> _WHAT THIS TASK INVOLVES_
Return the listing word for word, as given.

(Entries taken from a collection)
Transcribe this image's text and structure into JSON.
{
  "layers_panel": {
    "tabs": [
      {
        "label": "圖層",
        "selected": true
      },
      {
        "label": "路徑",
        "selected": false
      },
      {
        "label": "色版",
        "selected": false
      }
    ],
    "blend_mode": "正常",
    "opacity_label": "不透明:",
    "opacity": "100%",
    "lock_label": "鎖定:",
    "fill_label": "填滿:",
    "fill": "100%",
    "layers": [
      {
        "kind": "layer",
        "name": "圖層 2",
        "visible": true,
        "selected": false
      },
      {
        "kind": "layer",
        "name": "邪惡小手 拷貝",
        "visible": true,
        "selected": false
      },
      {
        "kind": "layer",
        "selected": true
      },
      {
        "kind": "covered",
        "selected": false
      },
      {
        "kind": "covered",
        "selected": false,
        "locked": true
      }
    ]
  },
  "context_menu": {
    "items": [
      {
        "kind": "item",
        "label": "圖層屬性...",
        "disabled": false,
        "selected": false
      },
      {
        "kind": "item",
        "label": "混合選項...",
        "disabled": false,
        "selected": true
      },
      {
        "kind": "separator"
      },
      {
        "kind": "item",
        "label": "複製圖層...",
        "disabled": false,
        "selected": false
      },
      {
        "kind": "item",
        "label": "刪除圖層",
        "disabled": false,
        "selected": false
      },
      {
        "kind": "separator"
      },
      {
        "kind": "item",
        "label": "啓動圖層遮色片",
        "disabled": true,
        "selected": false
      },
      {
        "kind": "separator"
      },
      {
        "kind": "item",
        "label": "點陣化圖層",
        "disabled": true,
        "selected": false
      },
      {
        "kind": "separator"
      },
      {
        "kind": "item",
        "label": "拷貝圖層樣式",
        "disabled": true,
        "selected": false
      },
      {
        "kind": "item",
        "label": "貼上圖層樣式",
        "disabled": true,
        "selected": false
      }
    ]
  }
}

> _COMPLETED TASK_
Transcribe this image's text and structure into JSON.
{
  "layers_panel": {
    "tabs": [
      {
        "label": "圖層",
        "selected": true
      },
      {
        "label": "路徑",
        "selected": false
      },
      {
        "label": "色版",
        "selected": false
      }
    ],
    "blend_mode": "正常",
    "opacity_label": "不透明:",
    "opacity": "100%",
    "lock_label": "鎖定:",
    "fill_label": "填滿:",
    "fill": "100%",
    "layers": [
      {
        "kind": "layer",
        "name": "圖層 2",
        "visible": true,
        "selected": false
      },
      {
        "kind": "layer",
        "name": "邪惡小手 拷貝",
        "visible": true,
        "selected": false
      },
      {
        "kind": "layer",
        "selected": true
      },
      {
        "kind": "covered",
        "selected": false
      },
      {
        "kind": "covered",
        "selected": false,
        "locked": true
      }
    ]
  },
  "context_menu": {
    "items": [
      {
        "kind": "item",
        "label": "圖層屬性...",
        "disabled": false,
        "selected": false
      },
      {
        "kind": "item",
        "label": "混合選項...",
        "disabled": false,
        "selected": true
      },
      {
        "kind": "separator"
      },
      {
        "kind": "item",
        "label": "複製圖層...",
        "disabled": false,
        "selected": false
      },
      {
        "kind": "item",
        "label": "刪除圖層",
        "disabled": false,
        "selected": false
      },
      {
        "kind": "separator"
      },
      {
        "kind": "item",
        "label": "啓動圖層遮色片",
        "disabled": true,
        "selected": false
      },
      {
        "kind": "separator"
      },
      {
        "kind": "item",
        "label": "點陣化圖層",
        "disabled": true,
        "selected": false
      },
      {
        "kind": "separator"
      },
      {
        "kind": "item",
        "label": "拷貝圖層樣式",
        "disabled": true,
        "selected": false
      },
      {
        "kind": "item",
        "label": "貼上圖層樣式",
        "disabled": true,
        "selected": false
      }
    ]
  }
}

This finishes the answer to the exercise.